● **REQUIREMENTS**
Present every line in which the string "scatter" appears.

**** DATA FOR THIS EXERCISE

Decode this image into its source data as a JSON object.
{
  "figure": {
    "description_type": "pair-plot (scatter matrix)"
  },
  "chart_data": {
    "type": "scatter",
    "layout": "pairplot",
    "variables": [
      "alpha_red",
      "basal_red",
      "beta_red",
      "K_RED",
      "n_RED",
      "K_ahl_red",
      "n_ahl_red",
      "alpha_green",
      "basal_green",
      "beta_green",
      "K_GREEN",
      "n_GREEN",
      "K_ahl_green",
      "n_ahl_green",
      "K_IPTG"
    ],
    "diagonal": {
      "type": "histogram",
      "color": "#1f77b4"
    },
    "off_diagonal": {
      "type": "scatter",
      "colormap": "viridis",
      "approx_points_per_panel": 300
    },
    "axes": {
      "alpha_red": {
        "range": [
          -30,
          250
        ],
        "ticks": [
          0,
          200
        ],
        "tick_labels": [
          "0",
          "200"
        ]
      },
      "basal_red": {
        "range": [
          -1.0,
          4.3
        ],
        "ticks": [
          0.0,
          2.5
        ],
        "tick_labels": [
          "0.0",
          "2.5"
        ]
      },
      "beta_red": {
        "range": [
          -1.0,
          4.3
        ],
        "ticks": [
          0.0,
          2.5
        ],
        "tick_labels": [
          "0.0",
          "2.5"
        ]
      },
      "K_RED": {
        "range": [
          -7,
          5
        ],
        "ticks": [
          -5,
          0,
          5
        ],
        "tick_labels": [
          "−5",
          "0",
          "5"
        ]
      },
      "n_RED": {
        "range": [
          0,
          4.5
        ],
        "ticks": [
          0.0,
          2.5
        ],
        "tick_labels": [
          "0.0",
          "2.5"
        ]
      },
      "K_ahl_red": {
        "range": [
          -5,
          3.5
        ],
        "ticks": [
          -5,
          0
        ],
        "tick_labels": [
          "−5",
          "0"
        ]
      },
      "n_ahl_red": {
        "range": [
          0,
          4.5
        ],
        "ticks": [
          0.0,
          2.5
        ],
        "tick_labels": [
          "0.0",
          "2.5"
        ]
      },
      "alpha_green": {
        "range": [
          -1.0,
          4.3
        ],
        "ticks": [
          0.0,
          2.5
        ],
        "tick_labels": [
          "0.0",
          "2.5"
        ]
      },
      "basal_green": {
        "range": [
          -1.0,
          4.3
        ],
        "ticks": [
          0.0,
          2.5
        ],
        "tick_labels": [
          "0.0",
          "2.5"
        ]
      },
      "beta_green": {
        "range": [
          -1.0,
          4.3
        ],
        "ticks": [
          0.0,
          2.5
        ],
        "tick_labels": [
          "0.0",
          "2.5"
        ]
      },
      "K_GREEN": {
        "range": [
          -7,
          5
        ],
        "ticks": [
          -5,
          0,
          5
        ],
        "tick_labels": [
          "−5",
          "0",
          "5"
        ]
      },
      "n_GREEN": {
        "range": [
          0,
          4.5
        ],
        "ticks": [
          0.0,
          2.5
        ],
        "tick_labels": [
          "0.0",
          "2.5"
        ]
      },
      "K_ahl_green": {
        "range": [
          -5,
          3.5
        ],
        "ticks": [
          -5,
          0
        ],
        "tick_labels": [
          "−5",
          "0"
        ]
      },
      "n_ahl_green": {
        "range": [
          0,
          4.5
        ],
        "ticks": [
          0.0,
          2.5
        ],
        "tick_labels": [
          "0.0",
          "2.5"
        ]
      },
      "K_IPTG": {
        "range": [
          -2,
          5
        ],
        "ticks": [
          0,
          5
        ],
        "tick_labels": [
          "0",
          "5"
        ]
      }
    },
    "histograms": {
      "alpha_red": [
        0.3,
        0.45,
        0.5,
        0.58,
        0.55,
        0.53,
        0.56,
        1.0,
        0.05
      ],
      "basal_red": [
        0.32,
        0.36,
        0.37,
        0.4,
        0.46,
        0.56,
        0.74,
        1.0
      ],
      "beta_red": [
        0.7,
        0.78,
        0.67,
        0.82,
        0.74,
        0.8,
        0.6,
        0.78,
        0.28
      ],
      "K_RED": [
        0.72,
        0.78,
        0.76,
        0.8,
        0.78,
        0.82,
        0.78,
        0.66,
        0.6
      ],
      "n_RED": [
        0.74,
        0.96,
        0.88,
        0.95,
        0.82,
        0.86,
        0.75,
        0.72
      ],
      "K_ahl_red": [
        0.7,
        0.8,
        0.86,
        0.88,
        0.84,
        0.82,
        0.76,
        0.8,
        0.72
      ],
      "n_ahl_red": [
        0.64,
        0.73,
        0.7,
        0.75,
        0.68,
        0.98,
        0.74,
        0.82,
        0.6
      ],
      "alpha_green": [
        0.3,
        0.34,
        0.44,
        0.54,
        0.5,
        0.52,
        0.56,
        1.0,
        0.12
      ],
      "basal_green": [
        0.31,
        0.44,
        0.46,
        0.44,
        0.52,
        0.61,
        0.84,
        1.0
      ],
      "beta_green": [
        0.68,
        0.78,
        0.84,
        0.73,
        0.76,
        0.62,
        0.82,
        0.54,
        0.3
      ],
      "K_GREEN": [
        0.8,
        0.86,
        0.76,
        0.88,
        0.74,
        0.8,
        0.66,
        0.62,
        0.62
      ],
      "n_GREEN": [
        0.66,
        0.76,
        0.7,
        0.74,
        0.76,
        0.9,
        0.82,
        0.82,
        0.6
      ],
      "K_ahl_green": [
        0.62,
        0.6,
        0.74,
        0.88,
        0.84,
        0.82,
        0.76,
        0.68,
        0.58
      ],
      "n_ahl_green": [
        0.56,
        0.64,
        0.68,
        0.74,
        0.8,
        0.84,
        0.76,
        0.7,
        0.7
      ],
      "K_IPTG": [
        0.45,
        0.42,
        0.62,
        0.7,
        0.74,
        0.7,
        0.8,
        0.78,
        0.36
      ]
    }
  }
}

********

● **RESULT FOR THIS EXERCISE**
    "description_type": "pair-plot (scatter matrix)"
    "type": "scatter",
      "type": "scatter",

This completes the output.